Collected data
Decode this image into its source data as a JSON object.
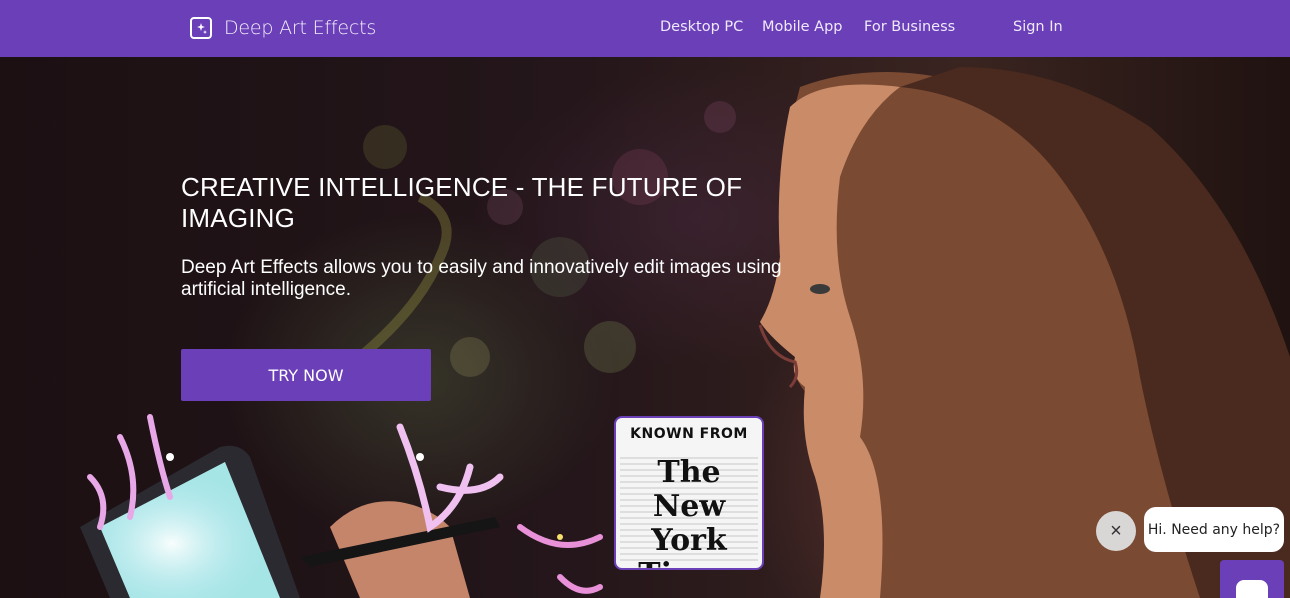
{
  "nav": {
    "brand": "Deep Art Effects",
    "links": [
      "Desktop PC",
      "Mobile App",
      "For Business",
      "Sign In"
    ]
  },
  "hero": {
    "title": "CREATIVE INTELLIGENCE - THE FUTURE OF IMAGING",
    "subtitle": "Deep Art Effects allows you to easily and innovatively edit images using artificial intelligence.",
    "cta": "TRY NOW"
  },
  "badge": {
    "known": "KNOWN FROM",
    "logo_lines": [
      "The",
      "New York",
      "Times"
    ]
  },
  "chat": {
    "close": "×",
    "message": "Hi. Need any help?"
  },
  "colors": {
    "brand": "#6a3fb8",
    "nav_text": "#efe9fb"
  }
}
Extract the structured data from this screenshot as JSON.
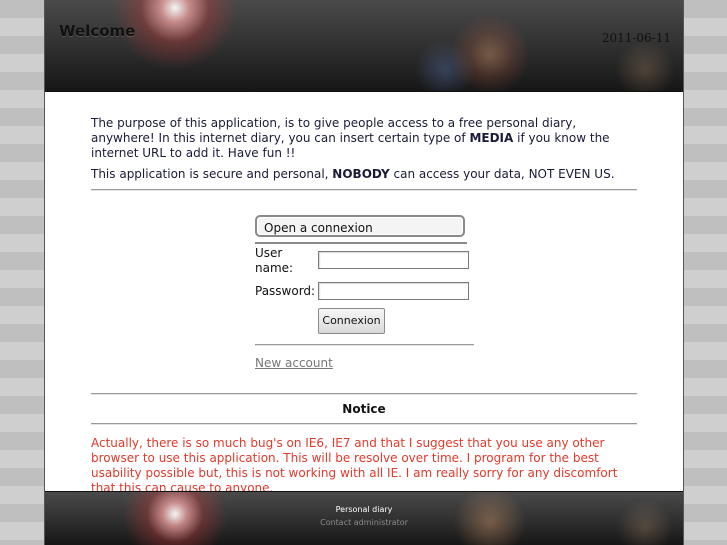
{
  "header": {
    "title": "Welcome",
    "date": "2011-06-11"
  },
  "intro": {
    "paragraph1_part1": "The purpose of this application, is to give people access to a free personal diary, anywhere! In this internet diary, you can insert certain type of ",
    "paragraph1_bold": "MEDIA",
    "paragraph1_part2": " if you know the internet URL to add it. Have fun !!",
    "paragraph2_part1": "This application is secure and personal, ",
    "paragraph2_bold": "NOBODY",
    "paragraph2_part2": " can access your data, NOT EVEN US."
  },
  "login": {
    "tab_label": "Open a connexion",
    "username_label": "User name:",
    "username_value": "",
    "password_label": "Password:",
    "password_value": "",
    "submit_label": "Connexion",
    "new_account_link": "New account"
  },
  "notice": {
    "title": "Notice",
    "text": "Actually, there is so much bug's on IE6, IE7 and that I suggest that you use any other browser to use this application. This will be resolve over time. I program for the best usability possible but, this is not working with all IE. I am really sorry for any discomfort that this can cause to anyone."
  },
  "footer": {
    "title": "Personal diary",
    "contact_link": "Contact administrator"
  },
  "colors": {
    "notice_text": "#e03a2a",
    "body_text": "#1a1a3a",
    "link": "#777777"
  }
}
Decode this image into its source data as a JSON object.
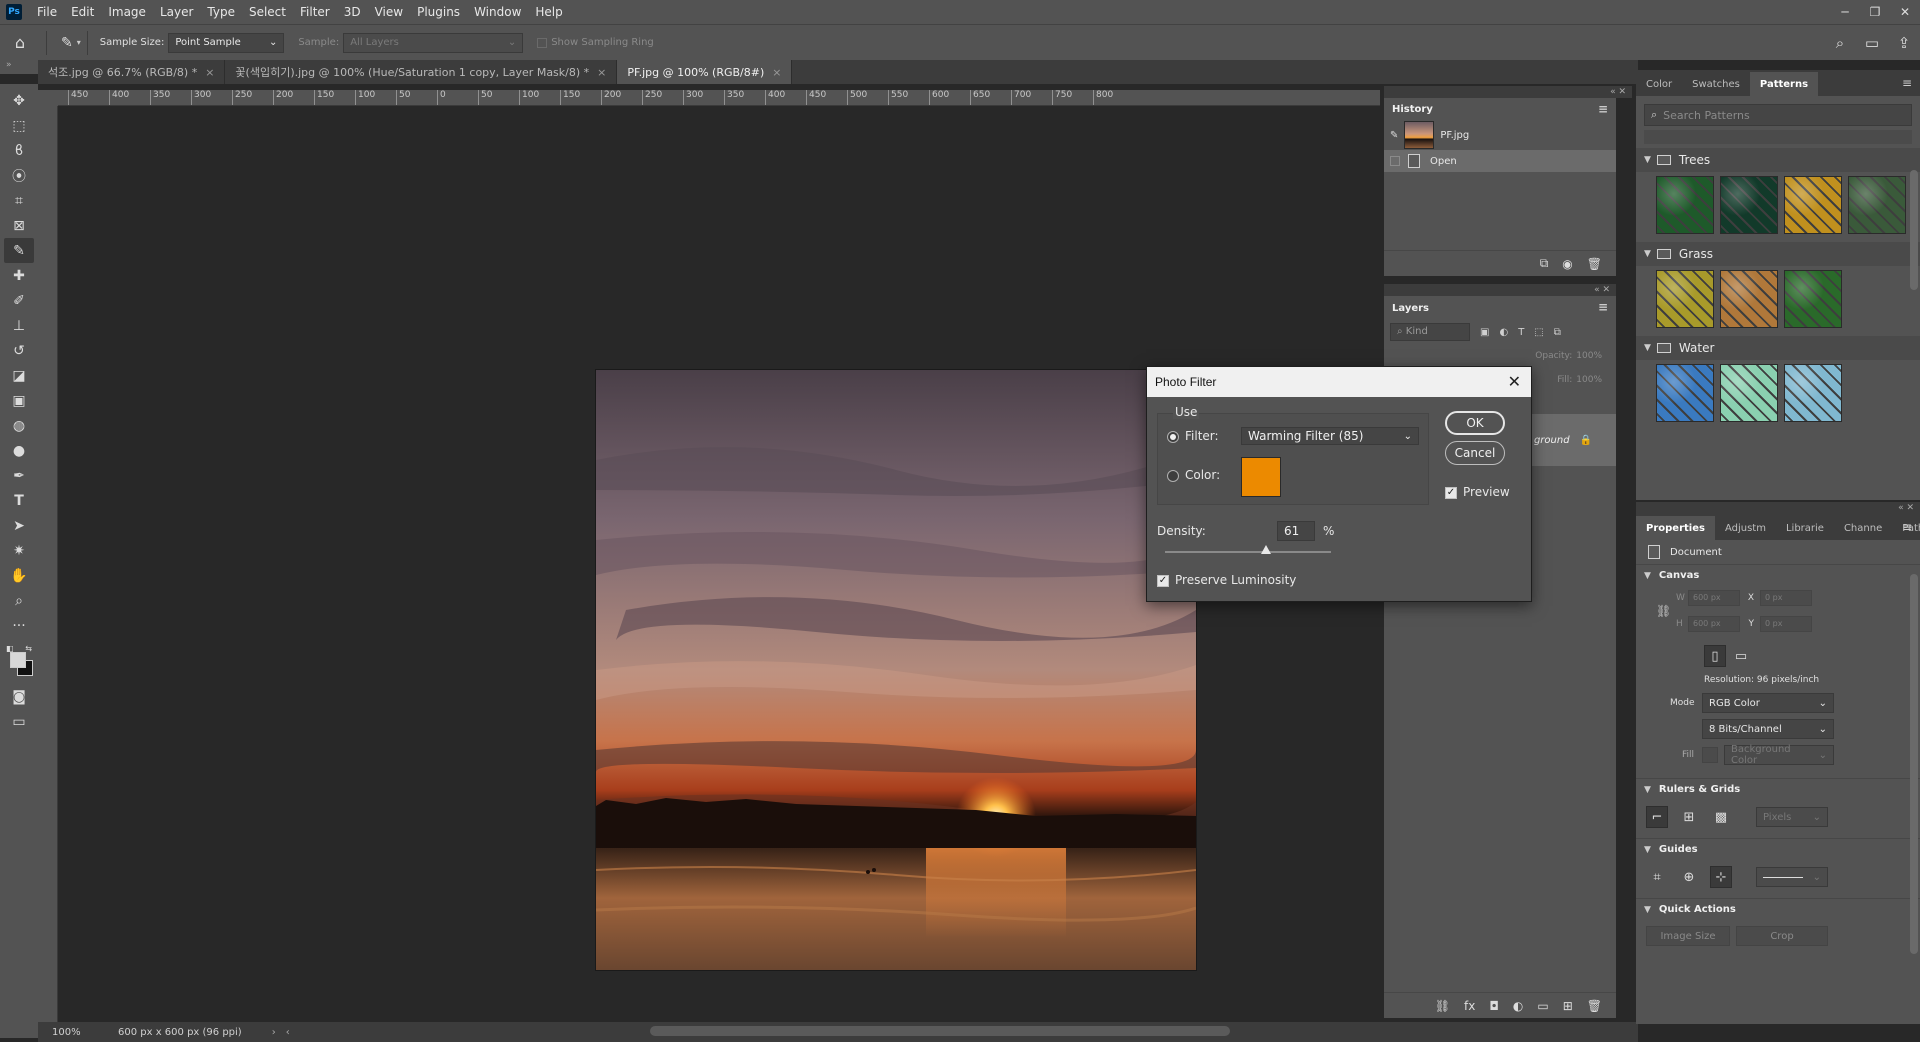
{
  "app": {
    "logo": "Ps",
    "menu": [
      "File",
      "Edit",
      "Image",
      "Layer",
      "Type",
      "Select",
      "Filter",
      "3D",
      "View",
      "Plugins",
      "Window",
      "Help"
    ],
    "window_controls": [
      "─",
      "❐",
      "✕"
    ]
  },
  "options": {
    "sample_size_label": "Sample Size:",
    "sample_size_value": "Point Sample",
    "sample_label": "Sample:",
    "sample_value": "All Layers",
    "show_ring_label": "Show Sampling Ring"
  },
  "tabs": [
    {
      "label": "석조.jpg @ 66.7% (RGB/8) *",
      "active": false
    },
    {
      "label": "꽃(색입히기).jpg @ 100% (Hue/Saturation 1 copy, Layer Mask/8) *",
      "active": false
    },
    {
      "label": "PF.jpg @ 100% (RGB/8#)",
      "active": true
    }
  ],
  "ruler_ticks": [
    "450",
    "400",
    "350",
    "300",
    "250",
    "200",
    "150",
    "100",
    "50",
    "0",
    "50",
    "100",
    "150",
    "200",
    "250",
    "300",
    "350",
    "400",
    "450",
    "500",
    "550",
    "600",
    "650",
    "700",
    "750",
    "800"
  ],
  "status": {
    "zoom": "100%",
    "doc_size": "600 px x 600 px (96 ppi)"
  },
  "history": {
    "title": "History",
    "snapshot_name": "PF.jpg",
    "steps": [
      "Open"
    ]
  },
  "layers": {
    "title": "Layers",
    "kind_placeholder": "Kind",
    "opacity_label": "Opacity:",
    "opacity_value": "100%",
    "fill_label": "Fill:",
    "fill_value": "100%",
    "layer_name_partial": "ground"
  },
  "patterns": {
    "tabs": [
      "Color",
      "Swatches",
      "Patterns"
    ],
    "active_tab": "Patterns",
    "search_placeholder": "Search Patterns",
    "groups": [
      {
        "name": "Trees",
        "colors": [
          "#1e5a2a",
          "#123a2a",
          "#c0901e",
          "#3a5a3a"
        ]
      },
      {
        "name": "Grass",
        "colors": [
          "#a89a2a",
          "#b0783a",
          "#2a6a2a"
        ]
      },
      {
        "name": "Water",
        "colors": [
          "#3a7ac0",
          "#8ad0b0",
          "#80b8d0"
        ]
      }
    ]
  },
  "properties": {
    "tabs": [
      "Properties",
      "Adjustm",
      "Librarie",
      "Channe",
      "Paths"
    ],
    "active_tab": "Properties",
    "document_label": "Document",
    "canvas": {
      "title": "Canvas",
      "w_label": "W",
      "w_value": "600 px",
      "h_label": "H",
      "h_value": "600 px",
      "x_label": "X",
      "x_value": "0 px",
      "y_label": "Y",
      "y_value": "0 px",
      "resolution": "Resolution: 96 pixels/inch",
      "mode_label": "Mode",
      "mode_value": "RGB Color",
      "bits_value": "8 Bits/Channel",
      "fill_label": "Fill",
      "fill_value": "Background Color"
    },
    "rulers_grids": {
      "title": "Rulers & Grids",
      "unit": "Pixels"
    },
    "guides": {
      "title": "Guides"
    },
    "quick_actions": {
      "title": "Quick Actions",
      "buttons": [
        "Image Size",
        "Crop"
      ]
    }
  },
  "dialog": {
    "title": "Photo Filter",
    "use_label": "Use",
    "filter_label": "Filter:",
    "filter_value": "Warming Filter (85)",
    "color_label": "Color:",
    "color_value": "#ec8a00",
    "density_label": "Density:",
    "density_value": "61",
    "density_unit": "%",
    "density_fraction": 0.61,
    "preserve_label": "Preserve Luminosity",
    "preview_label": "Preview",
    "ok_label": "OK",
    "cancel_label": "Cancel"
  }
}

* [THE EXERCISE] Copy all lines from the material that contain "Deep".

* [ANSWER]
    "brand": "Deep Art Effects",
    "subtitle": "Deep Art Effects allows you to easily and innovatively edit images using artificial intelligence.",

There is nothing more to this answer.